• _Set task_:
Records follow. Copy every line with "hoạt".

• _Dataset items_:
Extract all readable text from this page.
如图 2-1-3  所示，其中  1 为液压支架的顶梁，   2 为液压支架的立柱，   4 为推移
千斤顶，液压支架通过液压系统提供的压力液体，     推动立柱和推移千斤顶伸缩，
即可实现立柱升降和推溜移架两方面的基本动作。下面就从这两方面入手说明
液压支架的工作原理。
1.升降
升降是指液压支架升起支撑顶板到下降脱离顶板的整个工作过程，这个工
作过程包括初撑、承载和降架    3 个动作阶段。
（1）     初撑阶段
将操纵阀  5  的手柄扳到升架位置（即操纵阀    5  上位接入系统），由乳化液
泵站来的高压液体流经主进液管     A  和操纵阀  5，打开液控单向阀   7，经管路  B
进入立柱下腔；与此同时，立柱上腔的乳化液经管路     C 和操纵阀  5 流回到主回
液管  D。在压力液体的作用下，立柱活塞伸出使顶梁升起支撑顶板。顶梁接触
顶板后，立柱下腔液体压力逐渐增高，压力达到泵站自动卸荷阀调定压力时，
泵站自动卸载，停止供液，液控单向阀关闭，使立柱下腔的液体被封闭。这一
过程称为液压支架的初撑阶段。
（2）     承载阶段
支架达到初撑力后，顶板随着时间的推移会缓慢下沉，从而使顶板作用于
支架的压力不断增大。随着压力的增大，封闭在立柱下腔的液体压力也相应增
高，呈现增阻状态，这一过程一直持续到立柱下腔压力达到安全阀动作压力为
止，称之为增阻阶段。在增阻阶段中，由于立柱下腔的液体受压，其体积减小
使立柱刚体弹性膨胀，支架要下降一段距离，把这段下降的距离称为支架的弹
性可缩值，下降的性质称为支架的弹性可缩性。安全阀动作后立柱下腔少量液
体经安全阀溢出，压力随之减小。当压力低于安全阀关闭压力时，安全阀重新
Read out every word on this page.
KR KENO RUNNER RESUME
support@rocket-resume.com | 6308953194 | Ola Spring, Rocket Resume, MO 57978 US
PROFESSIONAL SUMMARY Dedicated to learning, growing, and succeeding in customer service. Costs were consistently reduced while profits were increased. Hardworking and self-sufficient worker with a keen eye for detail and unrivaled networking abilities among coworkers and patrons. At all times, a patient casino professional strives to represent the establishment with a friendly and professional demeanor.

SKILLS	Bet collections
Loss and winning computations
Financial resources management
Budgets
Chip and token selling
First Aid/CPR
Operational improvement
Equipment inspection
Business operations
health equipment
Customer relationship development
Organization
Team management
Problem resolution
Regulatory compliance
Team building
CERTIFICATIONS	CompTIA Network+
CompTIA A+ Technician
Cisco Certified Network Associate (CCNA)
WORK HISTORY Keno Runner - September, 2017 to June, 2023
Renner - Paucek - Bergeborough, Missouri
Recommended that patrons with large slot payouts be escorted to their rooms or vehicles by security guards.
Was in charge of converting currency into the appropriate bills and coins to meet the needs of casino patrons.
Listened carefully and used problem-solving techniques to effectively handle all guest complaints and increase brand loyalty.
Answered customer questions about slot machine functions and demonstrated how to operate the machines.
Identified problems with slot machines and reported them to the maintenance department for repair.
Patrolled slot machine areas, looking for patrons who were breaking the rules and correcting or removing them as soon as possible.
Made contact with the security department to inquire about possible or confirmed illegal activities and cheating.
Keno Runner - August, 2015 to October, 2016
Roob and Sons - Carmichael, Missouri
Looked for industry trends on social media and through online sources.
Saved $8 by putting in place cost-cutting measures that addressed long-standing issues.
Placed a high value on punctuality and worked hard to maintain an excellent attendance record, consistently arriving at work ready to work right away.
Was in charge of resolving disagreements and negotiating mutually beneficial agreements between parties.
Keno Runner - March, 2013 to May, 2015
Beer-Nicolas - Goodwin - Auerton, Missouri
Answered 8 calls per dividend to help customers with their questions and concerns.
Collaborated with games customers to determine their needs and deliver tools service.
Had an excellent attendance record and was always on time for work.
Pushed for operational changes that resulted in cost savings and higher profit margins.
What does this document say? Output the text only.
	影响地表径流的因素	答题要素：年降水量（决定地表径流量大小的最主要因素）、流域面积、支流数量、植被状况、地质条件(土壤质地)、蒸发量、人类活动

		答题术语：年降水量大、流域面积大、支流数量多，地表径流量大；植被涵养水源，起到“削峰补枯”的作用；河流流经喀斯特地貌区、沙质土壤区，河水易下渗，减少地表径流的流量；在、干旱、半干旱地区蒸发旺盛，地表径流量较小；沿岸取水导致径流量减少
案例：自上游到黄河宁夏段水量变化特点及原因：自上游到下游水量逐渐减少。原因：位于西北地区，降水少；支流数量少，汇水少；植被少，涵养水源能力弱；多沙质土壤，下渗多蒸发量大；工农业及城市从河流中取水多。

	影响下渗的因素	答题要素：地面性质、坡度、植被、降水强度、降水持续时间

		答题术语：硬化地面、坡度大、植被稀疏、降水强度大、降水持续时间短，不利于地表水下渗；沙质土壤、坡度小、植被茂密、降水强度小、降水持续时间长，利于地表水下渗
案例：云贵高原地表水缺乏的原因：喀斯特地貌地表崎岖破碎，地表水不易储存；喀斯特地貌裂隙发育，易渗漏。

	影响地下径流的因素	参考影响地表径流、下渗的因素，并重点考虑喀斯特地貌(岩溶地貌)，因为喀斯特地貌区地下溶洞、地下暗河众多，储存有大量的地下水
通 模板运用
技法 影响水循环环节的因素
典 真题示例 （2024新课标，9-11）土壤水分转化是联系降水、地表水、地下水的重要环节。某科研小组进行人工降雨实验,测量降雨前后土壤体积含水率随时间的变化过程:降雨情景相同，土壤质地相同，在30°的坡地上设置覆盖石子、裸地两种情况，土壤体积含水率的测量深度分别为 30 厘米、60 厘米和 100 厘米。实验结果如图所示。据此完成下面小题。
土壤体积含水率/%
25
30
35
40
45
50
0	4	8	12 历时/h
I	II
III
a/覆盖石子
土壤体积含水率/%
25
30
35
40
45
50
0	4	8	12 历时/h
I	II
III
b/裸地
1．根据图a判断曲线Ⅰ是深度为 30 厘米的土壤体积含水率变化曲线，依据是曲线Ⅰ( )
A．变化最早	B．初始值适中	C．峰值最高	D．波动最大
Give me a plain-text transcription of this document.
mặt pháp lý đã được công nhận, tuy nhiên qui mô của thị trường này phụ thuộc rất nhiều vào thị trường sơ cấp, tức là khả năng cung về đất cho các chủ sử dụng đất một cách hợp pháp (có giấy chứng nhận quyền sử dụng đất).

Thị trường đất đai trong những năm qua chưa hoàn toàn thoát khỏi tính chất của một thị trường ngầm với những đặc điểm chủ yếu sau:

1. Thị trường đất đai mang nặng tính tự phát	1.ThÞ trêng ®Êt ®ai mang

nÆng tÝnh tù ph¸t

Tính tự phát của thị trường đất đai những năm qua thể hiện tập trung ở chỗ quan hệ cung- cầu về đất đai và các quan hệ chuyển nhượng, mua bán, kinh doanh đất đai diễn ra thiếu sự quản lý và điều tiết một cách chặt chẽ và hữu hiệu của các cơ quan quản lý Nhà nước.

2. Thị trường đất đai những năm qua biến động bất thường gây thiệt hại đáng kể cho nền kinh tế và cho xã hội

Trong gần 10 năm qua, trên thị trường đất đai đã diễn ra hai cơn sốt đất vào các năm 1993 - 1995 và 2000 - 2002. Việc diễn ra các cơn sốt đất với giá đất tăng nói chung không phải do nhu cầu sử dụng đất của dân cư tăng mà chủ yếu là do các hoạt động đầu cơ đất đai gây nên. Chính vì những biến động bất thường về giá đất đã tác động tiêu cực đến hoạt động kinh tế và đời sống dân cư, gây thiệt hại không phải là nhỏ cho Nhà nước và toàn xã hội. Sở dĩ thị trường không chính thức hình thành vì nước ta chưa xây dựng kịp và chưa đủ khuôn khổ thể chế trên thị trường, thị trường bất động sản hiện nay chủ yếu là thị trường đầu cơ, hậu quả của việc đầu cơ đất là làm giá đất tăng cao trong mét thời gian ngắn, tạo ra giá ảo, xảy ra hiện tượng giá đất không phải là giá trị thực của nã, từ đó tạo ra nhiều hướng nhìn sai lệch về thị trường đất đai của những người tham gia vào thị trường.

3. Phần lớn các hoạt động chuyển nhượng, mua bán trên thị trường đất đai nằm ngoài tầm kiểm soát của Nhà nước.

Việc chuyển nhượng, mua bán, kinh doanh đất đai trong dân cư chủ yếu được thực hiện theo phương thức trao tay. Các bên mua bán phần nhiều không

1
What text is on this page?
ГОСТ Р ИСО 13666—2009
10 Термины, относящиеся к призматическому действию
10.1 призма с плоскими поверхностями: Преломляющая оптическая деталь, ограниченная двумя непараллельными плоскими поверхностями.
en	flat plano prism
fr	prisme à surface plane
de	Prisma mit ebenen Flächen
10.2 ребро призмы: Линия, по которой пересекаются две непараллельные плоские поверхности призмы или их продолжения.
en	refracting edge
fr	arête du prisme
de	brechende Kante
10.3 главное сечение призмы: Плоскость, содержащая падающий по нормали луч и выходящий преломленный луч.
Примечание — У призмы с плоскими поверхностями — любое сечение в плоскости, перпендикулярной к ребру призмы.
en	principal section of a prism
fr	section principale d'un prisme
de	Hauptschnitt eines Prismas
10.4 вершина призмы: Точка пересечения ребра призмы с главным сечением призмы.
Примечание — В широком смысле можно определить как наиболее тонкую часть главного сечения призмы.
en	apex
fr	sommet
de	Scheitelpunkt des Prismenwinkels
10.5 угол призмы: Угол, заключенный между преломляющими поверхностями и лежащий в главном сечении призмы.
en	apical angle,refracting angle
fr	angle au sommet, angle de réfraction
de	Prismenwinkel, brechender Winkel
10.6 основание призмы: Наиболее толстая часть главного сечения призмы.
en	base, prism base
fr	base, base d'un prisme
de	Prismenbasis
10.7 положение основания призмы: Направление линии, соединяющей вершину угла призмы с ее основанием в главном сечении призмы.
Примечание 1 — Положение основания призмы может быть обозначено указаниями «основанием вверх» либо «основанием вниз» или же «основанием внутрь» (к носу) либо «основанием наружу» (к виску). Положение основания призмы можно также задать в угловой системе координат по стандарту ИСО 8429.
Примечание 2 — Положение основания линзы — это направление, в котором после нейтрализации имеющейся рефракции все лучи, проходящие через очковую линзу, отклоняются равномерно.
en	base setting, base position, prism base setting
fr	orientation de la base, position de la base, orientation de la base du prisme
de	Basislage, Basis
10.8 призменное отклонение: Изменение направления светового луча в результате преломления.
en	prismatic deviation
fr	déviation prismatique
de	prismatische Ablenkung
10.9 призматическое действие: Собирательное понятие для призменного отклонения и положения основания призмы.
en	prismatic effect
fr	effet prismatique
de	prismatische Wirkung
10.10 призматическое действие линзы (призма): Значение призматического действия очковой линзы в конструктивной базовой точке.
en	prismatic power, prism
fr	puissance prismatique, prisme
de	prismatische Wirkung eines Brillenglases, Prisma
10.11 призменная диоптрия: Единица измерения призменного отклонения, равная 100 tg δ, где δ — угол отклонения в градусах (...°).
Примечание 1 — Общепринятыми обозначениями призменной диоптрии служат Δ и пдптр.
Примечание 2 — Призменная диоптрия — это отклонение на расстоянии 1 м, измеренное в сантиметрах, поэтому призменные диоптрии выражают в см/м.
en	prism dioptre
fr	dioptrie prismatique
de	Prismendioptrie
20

• _Result_:
Trong gần 10 năm qua, trên thị trường đất đai đã diễn ra hai cơn sốt đất vào các năm 1993 - 1995 và 2000 - 2002. Việc diễn ra các cơn sốt đất với giá đất tăng nói chung không phải do nhu cầu sử dụng đất của dân cư tăng mà chủ yếu là do các hoạt động đầu cơ đất đai gây nên. Chính vì những biến động bất thường về giá đất đã tác động tiêu cực đến hoạt động kinh tế và đời sống dân cư, gây thiệt hại không phải là nhỏ cho Nhà nước và toàn xã hội. Sở dĩ thị trường không chính thức hình thành vì nước ta chưa xây dựng kịp và chưa đủ khuôn khổ thể chế trên thị trường, thị trường bất động sản hiện nay chủ yếu là thị trường đầu cơ, hậu quả của việc đầu cơ đất là làm giá đất tăng cao trong mét thời gian ngắn, tạo ra giá ảo, xảy ra hiện tượng giá đất không phải là giá trị thực của nã, từ đó tạo ra nhiều hướng nhìn sai lệch về thị trường đất đai của những người tham gia vào thị trường.
3. Phần lớn các hoạt động chuyển nhượng, mua bán trên thị trường đất đai nằm ngoài tầm kiểm soát của Nhà nước.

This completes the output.